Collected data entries

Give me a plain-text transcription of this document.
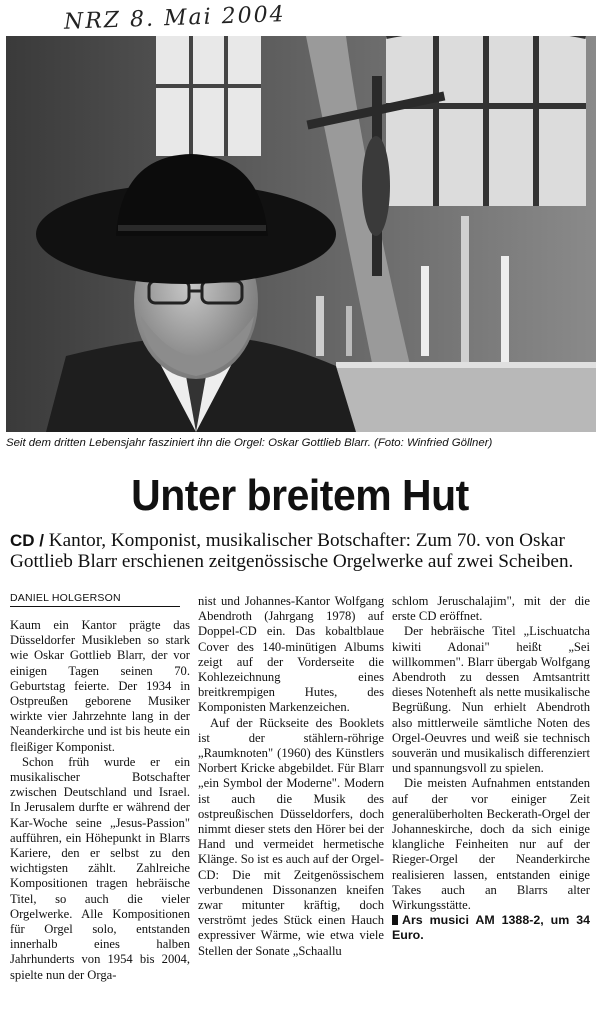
NRZ 8. Mai 2004
Seit dem dritten Lebensjahr fasziniert ihn die Orgel: Oskar Gottlieb Blarr. (Foto: Winfried Göllner)
Unter breitem Hut
CD / Kantor, Komponist, musikalischer Botschafter: Zum 70. von Oskar Gottlieb Blarr erschienen zeitgenössische Orgelwerke auf zwei Scheiben.
DANIEL HOLGERSON

Kaum ein Kantor prägte das Düsseldorfer Musikleben so stark wie Oskar Gottlieb Blarr, der vor einigen Tagen seinen 70. Geburtstag feierte. Der 1934 in Ostpreußen geborene Musiker wirkte vier Jahrzehnte lang in der Neanderkirche und ist bis heute ein fleißiger Komponist.

Schon früh wurde er ein musikalischer Botschafter zwischen Deutschland und Israel. In Jerusalem durfte er während der Kar-Woche seine „Jesus-Passion" aufführen, ein Höhepunkt in Blarrs Kariere, den er selbst zu den wichtigsten zählt. Zahlreiche Kompositionen tragen hebräische Titel, so auch die vieler Orgelwerke. Alle Kompositionen für Orgel solo, entstanden innerhalb eines halben Jahrhunderts von 1954 bis 2004, spielte nun der Orga-

nist und Johannes-Kantor Wolfgang Abendroth (Jahrgang 1978) auf Doppel-CD ein. Das kobaltblaue Cover des 140-minütigen Albums zeigt auf der Vorderseite die Kohlezeichnung eines breitkrempigen Hutes, des Komponisten Markenzeichen.

Auf der Rückseite des Booklets ist der stählern-röhrige „Raumknoten" (1960) des Künstlers Norbert Kricke abgebildet. Für Blarr „ein Symbol der Moderne". Modern ist auch die Musik des ostpreußischen Düsseldorfers, doch nimmt dieser stets den Hörer bei der Hand und vermeidet hermetische Klänge. So ist es auch auf der Orgel-CD: Die mit Zeitgenössischem verbundenen Dissonanzen kneifen zwar mitunter kräftig, doch verströmt jedes Stück einen Hauch expressiver Wärme, wie etwa viele Stellen der Sonate „Schaallu

schlom Jeruschalajim", mit der die erste CD eröffnet.

Der hebräische Titel „Lischuatcha kiwiti Adonai" heißt „Sei willkommen". Blarr übergab Wolfgang Abendroth zu dessen Amtsantritt dieses Notenheft als nette musikalische Begrüßung. Nun erhielt Abendroth also mittlerweile sämtliche Noten des Orgel-Oeuvres und weiß sie technisch souverän und musikalisch differenziert und spannungsvoll zu spielen.

Die meisten Aufnahmen entstanden auf der vor einiger Zeit generalüberholten Beckerath-Orgel der Johanneskirche, doch da sich einige klangliche Feinheiten nur auf der Rieger-Orgel der Neanderkirche realisieren lassen, entstanden einige Takes auch an Blarrs alter Wirkungsstätte.

Ars musici AM 1388-2, um 34 Euro.
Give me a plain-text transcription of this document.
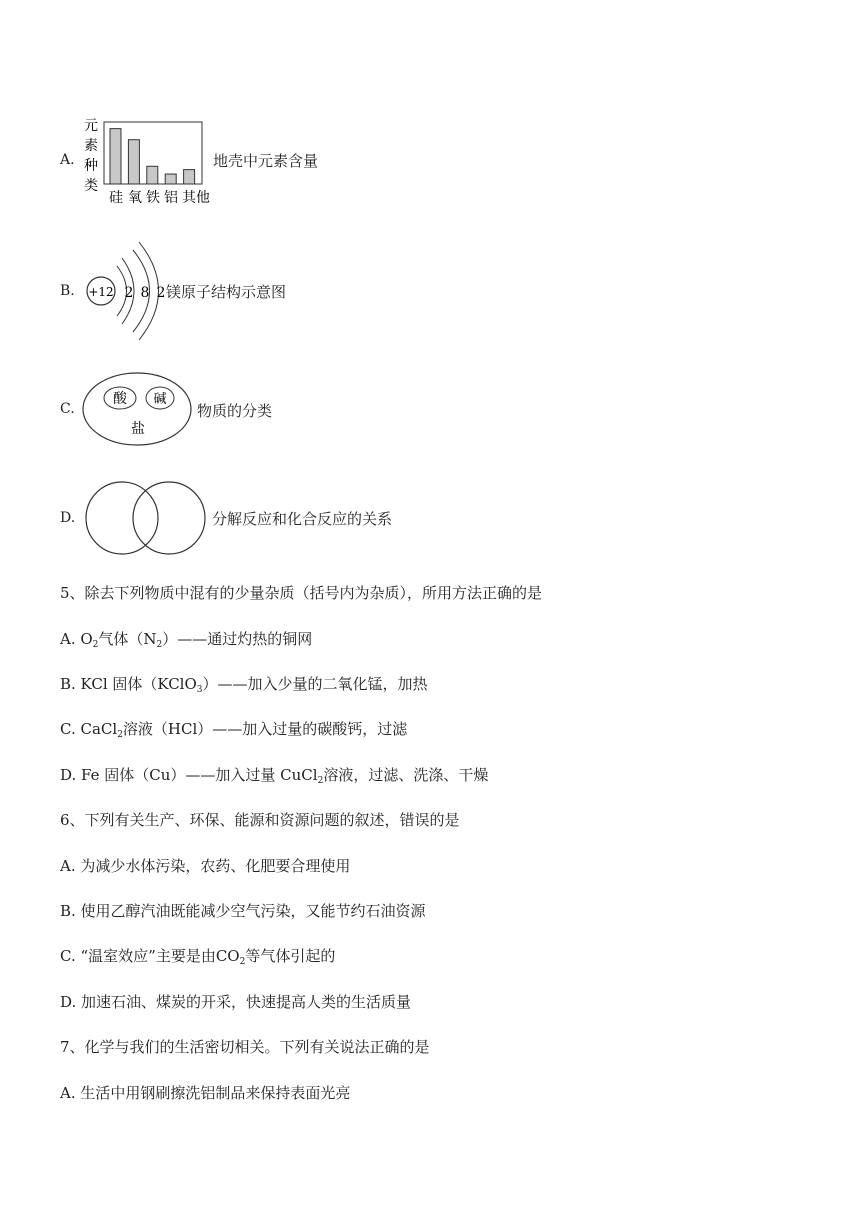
A.
元
素
种
类
硅 氧 铁 铝 其他
地壳中元素含量
B. +12 2 8 2 镁原子结构示意图
C.
酸 碱
盐
物质的分类
D.	分解反应和化合反应的关系
5、除去下列物质中混有的少量杂质（括号内为杂质），所用方法正确的是
A. $O_2$气体$(N_2)——$通过灼热的铜网
B. KCl 固体（KClO$_3$）——加入少量的二氧化锰，加热
C. CaCl$_2$溶液（HCl）——加入过量的碳酸钙，过滤
D. Fe 固体（Cu）——加入过量 CuCl$_2$溶液，过滤、洗涤、干燥
6、下列有关生产、环保、能源和资源问题的叙述，错误的是
A. 为减少水体污染，农药、化肥要合理使用
B. 使用乙醇汽油既能减少空气污染，又能节约石油资源
C. “温室效应”主要是由$CO_2$等气体引起的
D. 加速石油、煤炭的开采，快速提高人类的生活质量
7、化学与我们的生活密切相关。下列有关说法正确的是
A. 生活中用钢刷擦洗铝制品来保持表面光亮
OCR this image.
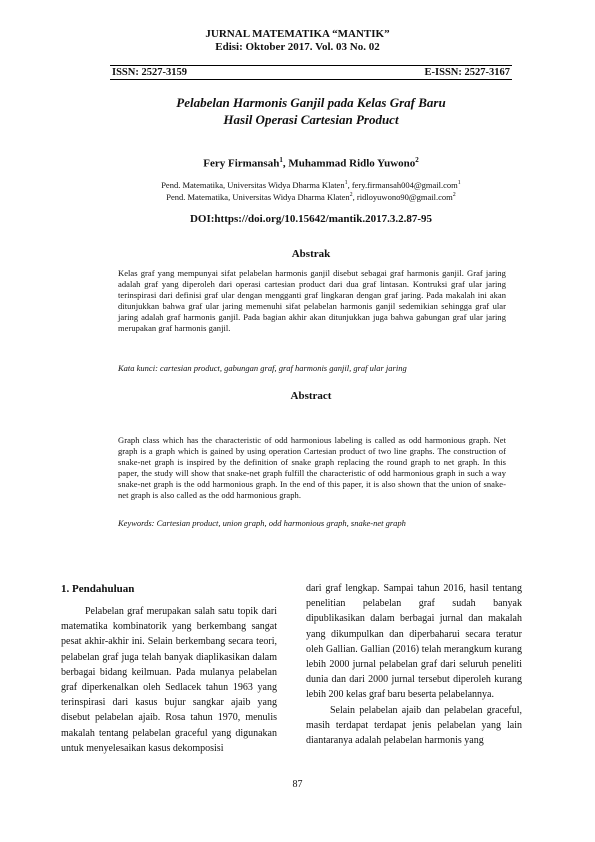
JURNAL MATEMATIKA “MANTIK”
Edisi: Oktober 2017. Vol. 03 No. 02
ISSN: 2527-3159	E-ISSN: 2527-3167
Pelabelan Harmonis Ganjil pada Kelas Graf Baru
Hasil Operasi Cartesian Product
Fery Firmansah$^1$, Muhammad Ridlo Yuwono$^2$
Pend. Matematika, Universitas Widya Dharma Klaten$^1$, fery.firmansah004@gmail.com$^1$
Pend. Matematika, Universitas Widya Dharma Klaten$^2$, ridloyuwono90@gmail.com$^2$
DOI:https://doi.org/10.15642/mantik.2017.3.2.87-95
Abstrak
Kelas graf yang mempunyai sifat pelabelan harmonis ganjil disebut sebagai graf harmonis ganjil. Graf jaring adalah graf yang diperoleh dari operasi cartesian product dari dua graf lintasan. Kontruksi graf ular jaring terinspirasi dari definisi graf ular dengan mengganti graf lingkaran dengan graf jaring. Pada makalah ini akan ditunjukkan bahwa graf ular jaring memenuhi sifat pelabelan harmonis ganjil sedemikian sehingga graf ular jaring adalah graf harmonis ganjil. Pada bagian akhir akan ditunjukkan juga bahwa gabungan graf ular jaring merupakan graf harmonis ganjil.
Kata kunci: cartesian product, gabungan graf, graf harmonis ganjil, graf ular jaring
Abstract
Graph class which has the characteristic of odd harmonious labeling is called as odd harmonious graph. Net graph is a graph which is gained by using operation Cartesian product of two line graphs. The construction of snake-net graph is inspired by the definition of snake graph replacing the round graph to net graph. In this paper, the study will show that snake-net graph fulfill the characteristic of odd harmonious graph in such a way snake-net graph is the odd harmonious graph. In the end of this paper, it is also shown that the union of snake-net graph is also called as the odd harmonious graph.
Keywords: Cartesian product, union graph, odd harmonious graph, snake-net graph
1. Pendahuluan

Pelabelan graf merupakan salah satu topik dari matematika kombinatorik yang berkembang sangat pesat akhir-akhir ini. Selain berkembang secara teori, pelabelan graf juga telah banyak diaplikasikan dalam berbagai bidang keilmuan. Pada mulanya pelabelan graf diperkenalkan oleh Sedlacek tahun 1963 yang terinspirasi dari kasus bujur sangkar ajaib yang disebut pelabelan ajaib. Rosa tahun 1970, menulis makalah tentang pelabelan graceful yang digunakan untuk menyelesaikan kasus dekomposisi

dari graf lengkap. Sampai tahun 2016, hasil tentang penelitian pelabelan graf sudah banyak dipublikasikan dalam berbagai jurnal dan makalah yang dikumpulkan dan diperbaharui secara teratur oleh Gallian. Gallian (2016) telah merangkum kurang lebih 2000 jurnal pelabelan graf dari seluruh peneliti dunia dan dari 2000 jurnal tersebut diperoleh kurang lebih 200 kelas graf baru beserta pelabelannya.

Selain pelabelan ajaib dan pelabelan graceful, masih terdapat terdapat jenis pelabelan yang lain diantaranya adalah pelabelan harmonis yang

87
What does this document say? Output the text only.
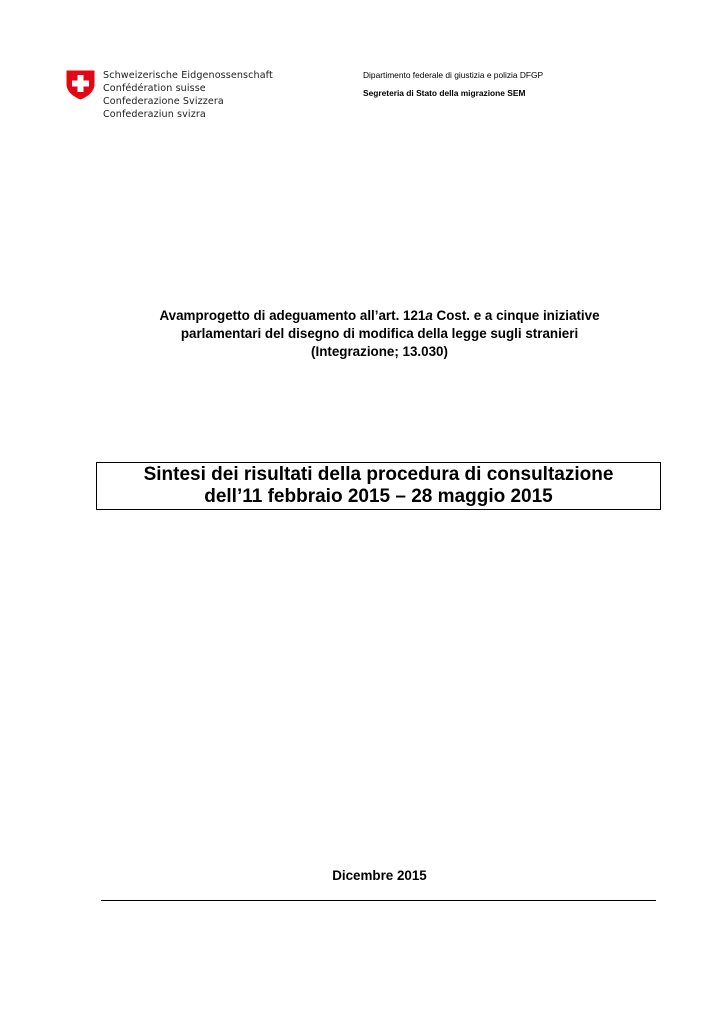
Schweizerische Eidgenossenschaft
Confédération suisse
Confederazione Svizzera
Confederaziun svizra
Dipartimento federale di giustizia e polizia DFGP
Segreteria di Stato della migrazione SEM
Avamprogetto di adeguamento all’art. 121a Cost. e a cinque iniziative
parlamentari del disegno di modifica della legge sugli stranieri
(Integrazione; 13.030)
Sintesi dei risultati della procedura di consultazione
dell’11 febbraio 2015 – 28 maggio 2015
Dicembre 2015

Task goal:
Without including any pictures, reproduce the listing exactly.

Full solution:
Give me a plain-text transcription of this document.
NRZ 8. Mai 2004
Seit dem dritten Lebensjahr fasziniert ihn die Orgel: Oskar Gottlieb Blarr. (Foto: Winfried Göllner)
Unter breitem Hut
CD / Kantor, Komponist, musikalischer Botschafter: Zum 70. von Oskar Gottlieb Blarr erschienen zeitgenössische Orgelwerke auf zwei Scheiben.
DANIEL HOLGERSON

Kaum ein Kantor prägte das Düsseldorfer Musikleben so stark wie Oskar Gottlieb Blarr, der vor einigen Tagen seinen 70. Geburtstag feierte. Der 1934 in Ostpreußen geborene Musiker wirkte vier Jahrzehnte lang in der Neanderkirche und ist bis heute ein fleißiger Komponist.

Schon früh wurde er ein musikalischer Botschafter zwischen Deutschland und Israel. In Jerusalem durfte er während der Kar-Woche seine „Jesus-Passion" aufführen, ein Höhepunkt in Blarrs Kariere, den er selbst zu den wichtigsten zählt. Zahlreiche Kompositionen tragen hebräische Titel, so auch die vieler Orgelwerke. Alle Kompositionen für Orgel solo, entstanden innerhalb eines halben Jahrhunderts von 1954 bis 2004, spielte nun der Orga-

nist und Johannes-Kantor Wolfgang Abendroth (Jahrgang 1978) auf Doppel-CD ein. Das kobaltblaue Cover des 140-minütigen Albums zeigt auf der Vorderseite die Kohlezeichnung eines breitkrempigen Hutes, des Komponisten Markenzeichen.

Auf der Rückseite des Booklets ist der stählern-röhrige „Raumknoten" (1960) des Künstlers Norbert Kricke abgebildet. Für Blarr „ein Symbol der Moderne". Modern ist auch die Musik des ostpreußischen Düsseldorfers, doch nimmt dieser stets den Hörer bei der Hand und vermeidet hermetische Klänge. So ist es auch auf der Orgel-CD: Die mit Zeitgenössischem verbundenen Dissonanzen kneifen zwar mitunter kräftig, doch verströmt jedes Stück einen Hauch expressiver Wärme, wie etwa viele Stellen der Sonate „Schaallu

schlom Jeruschalajim", mit der die erste CD eröffnet.

Der hebräische Titel „Lischuatcha kiwiti Adonai" heißt „Sei willkommen". Blarr übergab Wolfgang Abendroth zu dessen Amtsantritt dieses Notenheft als nette musikalische Begrüßung. Nun erhielt Abendroth also mittlerweile sämtliche Noten des Orgel-Oeuvres und weiß sie technisch souverän und musikalisch differenziert und spannungsvoll zu spielen.

Die meisten Aufnahmen entstanden auf der vor einiger Zeit generalüberholten Beckerath-Orgel der Johanneskirche, doch da sich einige klangliche Feinheiten nur auf der Rieger-Orgel der Neanderkirche realisieren lassen, entstanden einige Takes auch an Blarrs alter Wirkungsstätte.

Ars musici AM 1388-2, um 34 Euro.
Give me a plain-text transcription of this document.
A.
元
素
种
类
硅 氧 铁 铝 其他
地壳中元素含量
B. +12 2 8 2 镁原子结构示意图
C.
酸 碱
盐
物质的分类
D.	分解反应和化合反应的关系
5、除去下列物质中混有的少量杂质（括号内为杂质），所用方法正确的是
A. $O_2$气体$(N_2)——$通过灼热的铜网
B. KCl 固体（KClO$_3$）——加入少量的二氧化锰，加热
C. CaCl$_2$溶液（HCl）——加入过量的碳酸钙，过滤
D. Fe 固体（Cu）——加入过量 CuCl$_2$溶液，过滤、洗涤、干燥
6、下列有关生产、环保、能源和资源问题的叙述，错误的是
A. 为减少水体污染，农药、化肥要合理使用
B. 使用乙醇汽油既能减少空气污染，又能节约石油资源
C. “温室效应”主要是由$CO_2$等气体引起的
D. 加速石油、煤炭的开采，快速提高人类的生活质量
7、化学与我们的生活密切相关。下列有关说法正确的是
A. 生活中用钢刷擦洗铝制品来保持表面光亮
OCR this image.
JURNAL MATEMATIKA “MANTIK”
Edisi: Oktober 2017. Vol. 03 No. 02
ISSN: 2527-3159	E-ISSN: 2527-3167
Pelabelan Harmonis Ganjil pada Kelas Graf Baru
Hasil Operasi Cartesian Product
Fery Firmansah$^1$, Muhammad Ridlo Yuwono$^2$
Pend. Matematika, Universitas Widya Dharma Klaten$^1$, fery.firmansah004@gmail.com$^1$
Pend. Matematika, Universitas Widya Dharma Klaten$^2$, ridloyuwono90@gmail.com$^2$
DOI:https://doi.org/10.15642/mantik.2017.3.2.87-95
Abstrak
Kelas graf yang mempunyai sifat pelabelan harmonis ganjil disebut sebagai graf harmonis ganjil. Graf jaring adalah graf yang diperoleh dari operasi cartesian product dari dua graf lintasan. Kontruksi graf ular jaring terinspirasi dari definisi graf ular dengan mengganti graf lingkaran dengan graf jaring. Pada makalah ini akan ditunjukkan bahwa graf ular jaring memenuhi sifat pelabelan harmonis ganjil sedemikian sehingga graf ular jaring adalah graf harmonis ganjil. Pada bagian akhir akan ditunjukkan juga bahwa gabungan graf ular jaring merupakan graf harmonis ganjil.
Kata kunci: cartesian product, gabungan graf, graf harmonis ganjil, graf ular jaring
Abstract
Graph class which has the characteristic of odd harmonious labeling is called as odd harmonious graph. Net graph is a graph which is gained by using operation Cartesian product of two line graphs. The construction of snake-net graph is inspired by the definition of snake graph replacing the round graph to net graph. In this paper, the study will show that snake-net graph fulfill the characteristic of odd harmonious graph in such a way snake-net graph is the odd harmonious graph. In the end of this paper, it is also shown that the union of snake-net graph is also called as the odd harmonious graph.
Keywords: Cartesian product, union graph, odd harmonious graph, snake-net graph
1. Pendahuluan

Pelabelan graf merupakan salah satu topik dari matematika kombinatorik yang berkembang sangat pesat akhir-akhir ini. Selain berkembang secara teori, pelabelan graf juga telah banyak diaplikasikan dalam berbagai bidang keilmuan. Pada mulanya pelabelan graf diperkenalkan oleh Sedlacek tahun 1963 yang terinspirasi dari kasus bujur sangkar ajaib yang disebut pelabelan ajaib. Rosa tahun 1970, menulis makalah tentang pelabelan graceful yang digunakan untuk menyelesaikan kasus dekomposisi

dari graf lengkap. Sampai tahun 2016, hasil tentang penelitian pelabelan graf sudah banyak dipublikasikan dalam berbagai jurnal dan makalah yang dikumpulkan dan diperbaharui secara teratur oleh Gallian. Gallian (2016) telah merangkum kurang lebih 2000 jurnal pelabelan graf dari seluruh peneliti dunia dan dari 2000 jurnal tersebut diperoleh kurang lebih 200 kelas graf baru beserta pelabelannya.

Selain pelabelan ajaib dan pelabelan graceful, masih terdapat terdapat jenis pelabelan yang lain diantaranya adalah pelabelan harmonis yang

87
What does this document say? Output the text only.
Schweizerische Eidgenossenschaft
Confédération suisse
Confederazione Svizzera
Confederaziun svizra
Dipartimento federale di giustizia e polizia DFGP
Segreteria di Stato della migrazione SEM
Avamprogetto di adeguamento all’art. 121a Cost. e a cinque iniziative
parlamentari del disegno di modifica della legge sugli stranieri
(Integrazione; 13.030)
Sintesi dei risultati della procedura di consultazione
dell’11 febbraio 2015 – 28 maggio 2015
Dicembre 2015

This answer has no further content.